**Excerpt from a dataset:**
------------------------------------------------------------------------

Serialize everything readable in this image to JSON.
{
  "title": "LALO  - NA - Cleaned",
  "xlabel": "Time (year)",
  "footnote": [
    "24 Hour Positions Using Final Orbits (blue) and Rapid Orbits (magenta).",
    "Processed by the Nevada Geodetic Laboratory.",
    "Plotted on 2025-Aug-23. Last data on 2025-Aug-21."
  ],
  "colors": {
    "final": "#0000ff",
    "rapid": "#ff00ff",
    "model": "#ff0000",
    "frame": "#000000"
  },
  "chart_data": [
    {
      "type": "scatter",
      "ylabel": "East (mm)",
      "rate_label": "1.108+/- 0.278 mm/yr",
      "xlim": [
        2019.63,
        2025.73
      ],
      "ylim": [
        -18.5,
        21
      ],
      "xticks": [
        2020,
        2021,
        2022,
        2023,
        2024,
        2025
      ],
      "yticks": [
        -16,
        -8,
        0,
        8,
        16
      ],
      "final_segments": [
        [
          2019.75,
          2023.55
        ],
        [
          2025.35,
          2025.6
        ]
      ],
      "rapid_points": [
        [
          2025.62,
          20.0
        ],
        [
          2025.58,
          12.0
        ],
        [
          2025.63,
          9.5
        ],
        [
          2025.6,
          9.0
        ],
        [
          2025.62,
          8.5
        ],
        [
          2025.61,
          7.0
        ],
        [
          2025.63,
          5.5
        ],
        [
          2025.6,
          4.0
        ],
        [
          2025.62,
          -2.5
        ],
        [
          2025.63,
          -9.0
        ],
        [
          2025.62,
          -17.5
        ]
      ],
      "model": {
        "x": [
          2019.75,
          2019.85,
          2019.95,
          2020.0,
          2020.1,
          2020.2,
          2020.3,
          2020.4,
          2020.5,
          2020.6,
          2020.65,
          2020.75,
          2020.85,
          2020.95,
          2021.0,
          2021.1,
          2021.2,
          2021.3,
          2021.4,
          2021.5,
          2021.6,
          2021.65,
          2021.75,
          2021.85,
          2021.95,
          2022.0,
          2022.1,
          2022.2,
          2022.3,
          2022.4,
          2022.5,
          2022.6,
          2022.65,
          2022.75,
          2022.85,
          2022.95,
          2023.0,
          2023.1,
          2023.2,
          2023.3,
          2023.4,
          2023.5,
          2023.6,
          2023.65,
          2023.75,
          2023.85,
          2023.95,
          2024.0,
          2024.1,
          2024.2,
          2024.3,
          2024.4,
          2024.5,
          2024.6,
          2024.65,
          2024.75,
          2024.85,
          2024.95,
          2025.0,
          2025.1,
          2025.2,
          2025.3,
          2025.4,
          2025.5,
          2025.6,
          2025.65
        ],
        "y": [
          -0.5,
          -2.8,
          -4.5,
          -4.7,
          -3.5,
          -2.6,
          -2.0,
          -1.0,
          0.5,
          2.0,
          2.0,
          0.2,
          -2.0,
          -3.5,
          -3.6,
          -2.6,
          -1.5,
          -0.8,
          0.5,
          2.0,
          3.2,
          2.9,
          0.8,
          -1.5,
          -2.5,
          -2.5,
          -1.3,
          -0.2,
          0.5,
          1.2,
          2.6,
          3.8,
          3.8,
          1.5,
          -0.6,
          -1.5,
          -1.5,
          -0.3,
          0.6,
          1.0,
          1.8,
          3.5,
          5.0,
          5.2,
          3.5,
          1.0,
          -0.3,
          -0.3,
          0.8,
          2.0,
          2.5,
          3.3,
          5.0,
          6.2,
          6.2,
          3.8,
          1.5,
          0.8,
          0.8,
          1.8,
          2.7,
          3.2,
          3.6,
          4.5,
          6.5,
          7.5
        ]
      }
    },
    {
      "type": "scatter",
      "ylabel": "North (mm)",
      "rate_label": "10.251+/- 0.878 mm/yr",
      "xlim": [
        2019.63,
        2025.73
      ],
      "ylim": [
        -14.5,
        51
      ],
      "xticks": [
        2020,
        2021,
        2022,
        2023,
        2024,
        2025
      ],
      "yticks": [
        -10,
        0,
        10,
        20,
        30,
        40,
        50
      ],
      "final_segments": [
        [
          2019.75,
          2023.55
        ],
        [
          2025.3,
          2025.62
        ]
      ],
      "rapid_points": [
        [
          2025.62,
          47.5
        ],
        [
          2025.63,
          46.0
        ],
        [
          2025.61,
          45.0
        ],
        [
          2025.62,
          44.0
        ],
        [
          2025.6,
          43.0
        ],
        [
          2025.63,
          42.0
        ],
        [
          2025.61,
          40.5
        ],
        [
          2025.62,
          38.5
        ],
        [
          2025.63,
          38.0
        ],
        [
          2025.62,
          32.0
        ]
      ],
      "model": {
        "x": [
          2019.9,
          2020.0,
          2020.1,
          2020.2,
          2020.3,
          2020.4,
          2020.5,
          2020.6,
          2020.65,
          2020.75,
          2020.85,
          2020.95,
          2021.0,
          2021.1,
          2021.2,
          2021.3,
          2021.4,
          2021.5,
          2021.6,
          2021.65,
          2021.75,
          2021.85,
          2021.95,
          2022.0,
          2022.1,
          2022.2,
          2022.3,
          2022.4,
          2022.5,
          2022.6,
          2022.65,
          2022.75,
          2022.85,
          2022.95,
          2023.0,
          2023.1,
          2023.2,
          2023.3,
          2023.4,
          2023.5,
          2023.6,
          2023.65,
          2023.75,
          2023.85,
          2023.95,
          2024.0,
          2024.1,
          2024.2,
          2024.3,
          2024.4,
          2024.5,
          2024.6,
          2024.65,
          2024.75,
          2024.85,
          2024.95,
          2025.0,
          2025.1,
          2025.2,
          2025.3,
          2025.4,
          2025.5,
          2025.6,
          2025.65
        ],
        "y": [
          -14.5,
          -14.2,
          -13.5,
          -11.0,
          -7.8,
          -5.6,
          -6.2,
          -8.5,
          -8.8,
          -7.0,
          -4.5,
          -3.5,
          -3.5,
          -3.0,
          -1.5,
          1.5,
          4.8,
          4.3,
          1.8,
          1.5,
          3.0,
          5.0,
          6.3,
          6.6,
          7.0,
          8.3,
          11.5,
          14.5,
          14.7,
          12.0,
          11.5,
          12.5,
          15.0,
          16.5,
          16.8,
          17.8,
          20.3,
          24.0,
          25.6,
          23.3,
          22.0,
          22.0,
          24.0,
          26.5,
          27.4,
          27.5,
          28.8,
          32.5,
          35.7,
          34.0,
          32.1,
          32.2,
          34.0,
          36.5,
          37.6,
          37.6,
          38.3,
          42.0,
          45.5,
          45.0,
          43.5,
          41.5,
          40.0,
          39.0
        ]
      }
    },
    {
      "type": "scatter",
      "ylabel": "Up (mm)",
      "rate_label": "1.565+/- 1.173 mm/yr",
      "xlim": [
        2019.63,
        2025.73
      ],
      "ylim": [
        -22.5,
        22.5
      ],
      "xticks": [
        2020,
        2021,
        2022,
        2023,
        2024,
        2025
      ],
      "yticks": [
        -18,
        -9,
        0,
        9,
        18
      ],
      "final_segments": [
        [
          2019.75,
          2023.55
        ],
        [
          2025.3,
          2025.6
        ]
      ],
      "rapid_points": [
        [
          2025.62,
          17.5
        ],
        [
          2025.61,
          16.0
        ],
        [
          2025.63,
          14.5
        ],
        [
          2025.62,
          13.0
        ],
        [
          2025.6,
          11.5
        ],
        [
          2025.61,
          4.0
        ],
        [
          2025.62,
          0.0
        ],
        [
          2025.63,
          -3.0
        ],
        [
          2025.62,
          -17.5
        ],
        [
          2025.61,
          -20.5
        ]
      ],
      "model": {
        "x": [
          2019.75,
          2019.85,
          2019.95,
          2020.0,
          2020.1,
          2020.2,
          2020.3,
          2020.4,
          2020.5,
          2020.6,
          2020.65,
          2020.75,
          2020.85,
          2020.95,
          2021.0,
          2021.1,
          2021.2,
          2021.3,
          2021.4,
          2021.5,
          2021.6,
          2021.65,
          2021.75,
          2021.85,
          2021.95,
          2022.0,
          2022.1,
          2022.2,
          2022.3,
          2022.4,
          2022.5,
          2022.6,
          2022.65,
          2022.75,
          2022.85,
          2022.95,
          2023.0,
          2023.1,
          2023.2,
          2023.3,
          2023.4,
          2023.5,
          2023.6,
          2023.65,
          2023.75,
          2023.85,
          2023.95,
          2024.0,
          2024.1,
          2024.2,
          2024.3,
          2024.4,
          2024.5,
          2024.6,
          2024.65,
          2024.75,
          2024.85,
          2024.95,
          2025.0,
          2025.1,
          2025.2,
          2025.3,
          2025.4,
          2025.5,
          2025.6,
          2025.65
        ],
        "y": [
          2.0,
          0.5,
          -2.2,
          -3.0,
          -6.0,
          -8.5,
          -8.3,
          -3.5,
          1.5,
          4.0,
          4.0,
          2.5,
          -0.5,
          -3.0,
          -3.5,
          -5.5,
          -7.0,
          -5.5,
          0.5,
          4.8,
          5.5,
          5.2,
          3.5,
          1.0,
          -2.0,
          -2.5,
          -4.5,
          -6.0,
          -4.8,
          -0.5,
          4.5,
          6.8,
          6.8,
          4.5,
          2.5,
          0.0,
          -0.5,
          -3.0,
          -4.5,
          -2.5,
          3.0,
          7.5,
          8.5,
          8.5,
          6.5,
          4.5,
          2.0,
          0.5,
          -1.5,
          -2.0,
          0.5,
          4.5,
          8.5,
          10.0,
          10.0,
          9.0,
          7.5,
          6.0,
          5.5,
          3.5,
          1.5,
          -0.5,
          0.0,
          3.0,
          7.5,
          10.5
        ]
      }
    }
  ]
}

------------------------------------------------------------------------

**PROBLEM TO SOLVE:** Copy every line from the records above that contains the word "ylabel".

**EXPECTED OUTPUT:**
      "ylabel": "East (mm)",
      "ylabel": "North (mm)",
      "ylabel": "Up (mm)",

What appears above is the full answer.